**Task to complete**
Give the records back in full, exactly as they read.

=== Supplied material ===

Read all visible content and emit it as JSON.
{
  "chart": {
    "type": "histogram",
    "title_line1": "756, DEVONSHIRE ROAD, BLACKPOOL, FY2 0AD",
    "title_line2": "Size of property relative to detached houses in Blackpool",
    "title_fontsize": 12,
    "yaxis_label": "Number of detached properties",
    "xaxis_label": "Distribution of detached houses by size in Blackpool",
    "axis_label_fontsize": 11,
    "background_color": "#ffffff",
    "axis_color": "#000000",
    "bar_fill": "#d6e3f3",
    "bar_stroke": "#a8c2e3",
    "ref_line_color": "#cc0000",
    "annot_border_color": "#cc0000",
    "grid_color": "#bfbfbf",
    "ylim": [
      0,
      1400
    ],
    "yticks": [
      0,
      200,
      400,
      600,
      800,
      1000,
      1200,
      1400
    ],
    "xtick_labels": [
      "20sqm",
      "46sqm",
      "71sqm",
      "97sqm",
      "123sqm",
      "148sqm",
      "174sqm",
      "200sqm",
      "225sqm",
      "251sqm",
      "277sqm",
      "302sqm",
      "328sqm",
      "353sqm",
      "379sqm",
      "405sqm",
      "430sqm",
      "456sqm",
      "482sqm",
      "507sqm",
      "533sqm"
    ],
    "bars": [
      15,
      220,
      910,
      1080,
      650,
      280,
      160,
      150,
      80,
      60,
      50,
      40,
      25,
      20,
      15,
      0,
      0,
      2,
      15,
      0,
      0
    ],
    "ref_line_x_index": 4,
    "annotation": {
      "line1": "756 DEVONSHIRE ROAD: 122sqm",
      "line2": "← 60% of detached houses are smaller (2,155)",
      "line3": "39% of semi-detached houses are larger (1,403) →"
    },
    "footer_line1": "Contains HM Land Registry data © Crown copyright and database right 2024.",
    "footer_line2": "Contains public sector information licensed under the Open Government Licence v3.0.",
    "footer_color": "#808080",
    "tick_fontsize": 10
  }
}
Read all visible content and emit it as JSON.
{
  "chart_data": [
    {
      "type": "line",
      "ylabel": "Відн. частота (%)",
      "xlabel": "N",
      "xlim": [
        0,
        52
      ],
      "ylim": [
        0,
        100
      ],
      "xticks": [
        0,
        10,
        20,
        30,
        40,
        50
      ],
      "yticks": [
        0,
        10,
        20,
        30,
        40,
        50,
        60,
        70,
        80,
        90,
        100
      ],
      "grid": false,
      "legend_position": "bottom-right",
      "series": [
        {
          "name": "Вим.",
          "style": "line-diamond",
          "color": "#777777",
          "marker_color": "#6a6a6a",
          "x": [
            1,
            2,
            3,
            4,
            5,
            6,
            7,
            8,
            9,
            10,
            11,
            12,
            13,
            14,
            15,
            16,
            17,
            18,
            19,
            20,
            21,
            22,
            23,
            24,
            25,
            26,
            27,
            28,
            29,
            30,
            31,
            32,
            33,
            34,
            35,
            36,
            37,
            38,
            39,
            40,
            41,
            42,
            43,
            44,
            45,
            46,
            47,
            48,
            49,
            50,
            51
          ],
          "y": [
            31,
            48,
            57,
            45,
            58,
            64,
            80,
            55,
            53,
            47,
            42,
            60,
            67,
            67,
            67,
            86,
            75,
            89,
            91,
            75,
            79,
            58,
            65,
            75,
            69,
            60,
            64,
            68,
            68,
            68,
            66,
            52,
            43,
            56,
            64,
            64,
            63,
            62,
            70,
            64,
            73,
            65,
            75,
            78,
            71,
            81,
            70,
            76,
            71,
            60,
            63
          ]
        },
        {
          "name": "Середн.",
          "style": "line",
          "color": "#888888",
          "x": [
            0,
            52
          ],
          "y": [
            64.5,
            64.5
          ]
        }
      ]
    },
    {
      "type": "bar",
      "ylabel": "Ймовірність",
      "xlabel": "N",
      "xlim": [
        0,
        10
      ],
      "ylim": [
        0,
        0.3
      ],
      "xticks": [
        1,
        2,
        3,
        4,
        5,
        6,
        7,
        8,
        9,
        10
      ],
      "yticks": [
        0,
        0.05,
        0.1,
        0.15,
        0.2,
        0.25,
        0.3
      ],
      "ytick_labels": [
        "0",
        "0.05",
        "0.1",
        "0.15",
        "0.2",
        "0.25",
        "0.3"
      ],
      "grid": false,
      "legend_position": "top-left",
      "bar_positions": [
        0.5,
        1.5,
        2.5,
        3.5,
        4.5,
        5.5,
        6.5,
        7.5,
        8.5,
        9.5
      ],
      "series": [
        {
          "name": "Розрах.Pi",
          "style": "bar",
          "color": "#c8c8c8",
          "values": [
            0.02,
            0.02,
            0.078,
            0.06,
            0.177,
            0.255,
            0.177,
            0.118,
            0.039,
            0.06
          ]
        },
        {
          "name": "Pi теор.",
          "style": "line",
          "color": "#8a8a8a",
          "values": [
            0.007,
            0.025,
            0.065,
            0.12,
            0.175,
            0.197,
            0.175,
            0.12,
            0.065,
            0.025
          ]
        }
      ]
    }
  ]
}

===

**Response to this exercise**
Read all visible content and emit it as JSON.
{
  "chart": {
    "type": "histogram",
    "title_line1": "756, DEVONSHIRE ROAD, BLACKPOOL, FY2 0AD",
    "title_line2": "Size of property relative to detached houses in Blackpool",
    "title_fontsize": 12,
    "yaxis_label": "Number of detached properties",
    "xaxis_label": "Distribution of detached houses by size in Blackpool",
    "axis_label_fontsize": 11,
    "background_color": "#ffffff",
    "axis_color": "#000000",
    "bar_fill": "#d6e3f3",
    "bar_stroke": "#a8c2e3",
    "ref_line_color": "#cc0000",
    "annot_border_color": "#cc0000",
    "grid_color": "#bfbfbf",
    "ylim": [
      0,
      1400
    ],
    "yticks": [
      0,
      200,
      400,
      600,
      800,
      1000,
      1200,
      1400
    ],
    "xtick_labels": [
      "20sqm",
      "46sqm",
      "71sqm",
      "97sqm",
      "123sqm",
      "148sqm",
      "174sqm",
      "200sqm",
      "225sqm",
      "251sqm",
      "277sqm",
      "302sqm",
      "328sqm",
      "353sqm",
      "379sqm",
      "405sqm",
      "430sqm",
      "456sqm",
      "482sqm",
      "507sqm",
      "533sqm"
    ],
    "bars": [
      15,
      220,
      910,
      1080,
      650,
      280,
      160,
      150,
      80,
      60,
      50,
      40,
      25,
      20,
      15,
      0,
      0,
      2,
      15,
      0,
      0
    ],
    "ref_line_x_index": 4,
    "annotation": {
      "line1": "756 DEVONSHIRE ROAD: 122sqm",
      "line2": "← 60% of detached houses are smaller (2,155)",
      "line3": "39% of semi-detached houses are larger (1,403) →"
    },
    "footer_line1": "Contains HM Land Registry data © Crown copyright and database right 2024.",
    "footer_line2": "Contains public sector information licensed under the Open Government Licence v3.0.",
    "footer_color": "#808080",
    "tick_fontsize": 10
  }
}
Read all visible content and emit it as JSON.
{
  "chart_data": [
    {
      "type": "line",
      "ylabel": "Відн. частота (%)",
      "xlabel": "N",
      "xlim": [
        0,
        52
      ],
      "ylim": [
        0,
        100
      ],
      "xticks": [
        0,
        10,
        20,
        30,
        40,
        50
      ],
      "yticks": [
        0,
        10,
        20,
        30,
        40,
        50,
        60,
        70,
        80,
        90,
        100
      ],
      "grid": false,
      "legend_position": "bottom-right",
      "series": [
        {
          "name": "Вим.",
          "style": "line-diamond",
          "color": "#777777",
          "marker_color": "#6a6a6a",
          "x": [
            1,
            2,
            3,
            4,
            5,
            6,
            7,
            8,
            9,
            10,
            11,
            12,
            13,
            14,
            15,
            16,
            17,
            18,
            19,
            20,
            21,
            22,
            23,
            24,
            25,
            26,
            27,
            28,
            29,
            30,
            31,
            32,
            33,
            34,
            35,
            36,
            37,
            38,
            39,
            40,
            41,
            42,
            43,
            44,
            45,
            46,
            47,
            48,
            49,
            50,
            51
          ],
          "y": [
            31,
            48,
            57,
            45,
            58,
            64,
            80,
            55,
            53,
            47,
            42,
            60,
            67,
            67,
            67,
            86,
            75,
            89,
            91,
            75,
            79,
            58,
            65,
            75,
            69,
            60,
            64,
            68,
            68,
            68,
            66,
            52,
            43,
            56,
            64,
            64,
            63,
            62,
            70,
            64,
            73,
            65,
            75,
            78,
            71,
            81,
            70,
            76,
            71,
            60,
            63
          ]
        },
        {
          "name": "Середн.",
          "style": "line",
          "color": "#888888",
          "x": [
            0,
            52
          ],
          "y": [
            64.5,
            64.5
          ]
        }
      ]
    },
    {
      "type": "bar",
      "ylabel": "Ймовірність",
      "xlabel": "N",
      "xlim": [
        0,
        10
      ],
      "ylim": [
        0,
        0.3
      ],
      "xticks": [
        1,
        2,
        3,
        4,
        5,
        6,
        7,
        8,
        9,
        10
      ],
      "yticks": [
        0,
        0.05,
        0.1,
        0.15,
        0.2,
        0.25,
        0.3
      ],
      "ytick_labels": [
        "0",
        "0.05",
        "0.1",
        "0.15",
        "0.2",
        "0.25",
        "0.3"
      ],
      "grid": false,
      "legend_position": "top-left",
      "bar_positions": [
        0.5,
        1.5,
        2.5,
        3.5,
        4.5,
        5.5,
        6.5,
        7.5,
        8.5,
        9.5
      ],
      "series": [
        {
          "name": "Розрах.Pi",
          "style": "bar",
          "color": "#c8c8c8",
          "values": [
            0.02,
            0.02,
            0.078,
            0.06,
            0.177,
            0.255,
            0.177,
            0.118,
            0.039,
            0.06
          ]
        },
        {
          "name": "Pi теор.",
          "style": "line",
          "color": "#8a8a8a",
          "values": [
            0.007,
            0.025,
            0.065,
            0.12,
            0.175,
            0.197,
            0.175,
            0.12,
            0.065,
            0.025
          ]
        }
      ]
    }
  ]
}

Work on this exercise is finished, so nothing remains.